**RECORDS SHOWN:**
--- Begin ---
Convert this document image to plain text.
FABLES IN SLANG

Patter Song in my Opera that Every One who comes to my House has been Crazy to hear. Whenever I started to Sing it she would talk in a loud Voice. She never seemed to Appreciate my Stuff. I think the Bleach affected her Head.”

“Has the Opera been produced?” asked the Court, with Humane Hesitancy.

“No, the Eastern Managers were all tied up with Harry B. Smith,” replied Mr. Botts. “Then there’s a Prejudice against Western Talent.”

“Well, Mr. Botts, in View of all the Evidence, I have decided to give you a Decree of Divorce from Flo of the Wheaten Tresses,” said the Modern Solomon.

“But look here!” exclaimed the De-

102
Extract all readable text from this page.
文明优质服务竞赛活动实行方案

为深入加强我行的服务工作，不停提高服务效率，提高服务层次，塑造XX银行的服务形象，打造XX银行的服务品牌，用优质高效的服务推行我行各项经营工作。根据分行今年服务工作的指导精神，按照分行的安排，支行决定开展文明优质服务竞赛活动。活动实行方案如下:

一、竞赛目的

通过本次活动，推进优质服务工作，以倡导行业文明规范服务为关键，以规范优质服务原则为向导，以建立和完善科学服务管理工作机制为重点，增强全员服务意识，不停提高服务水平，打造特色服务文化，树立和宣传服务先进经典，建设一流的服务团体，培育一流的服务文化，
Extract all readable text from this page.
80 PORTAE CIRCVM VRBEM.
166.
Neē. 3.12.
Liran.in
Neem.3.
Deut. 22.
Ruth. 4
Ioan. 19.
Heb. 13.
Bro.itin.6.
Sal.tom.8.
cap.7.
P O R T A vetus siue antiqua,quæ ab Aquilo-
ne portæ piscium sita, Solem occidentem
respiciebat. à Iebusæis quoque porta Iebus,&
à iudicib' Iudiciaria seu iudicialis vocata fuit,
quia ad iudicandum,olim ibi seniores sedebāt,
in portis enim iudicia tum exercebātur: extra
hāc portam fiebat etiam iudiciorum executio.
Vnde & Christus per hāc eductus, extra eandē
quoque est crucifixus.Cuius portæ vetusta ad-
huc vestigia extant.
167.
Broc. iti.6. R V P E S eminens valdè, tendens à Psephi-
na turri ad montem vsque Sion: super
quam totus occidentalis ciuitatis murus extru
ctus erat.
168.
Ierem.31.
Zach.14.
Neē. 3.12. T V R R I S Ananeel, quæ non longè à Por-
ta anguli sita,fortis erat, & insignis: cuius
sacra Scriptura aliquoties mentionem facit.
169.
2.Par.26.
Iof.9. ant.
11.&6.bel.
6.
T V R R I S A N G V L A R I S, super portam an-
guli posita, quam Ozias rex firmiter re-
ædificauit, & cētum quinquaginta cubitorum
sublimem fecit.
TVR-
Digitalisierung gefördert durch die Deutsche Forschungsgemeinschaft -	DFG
--- End ---
Locate the word "been" in the entries, and copy every line where it is found.

**RESULT BELOW:**
Patter Song in my Opera that Every One who comes to my House has been Crazy to hear. Whenever I started to Sing it she would talk in a loud Voice. She never seemed to Appreciate my Stuff. I think the Bleach affected her Head.”
“Has the Opera been produced?” asked the Court, with Humane Hesitancy.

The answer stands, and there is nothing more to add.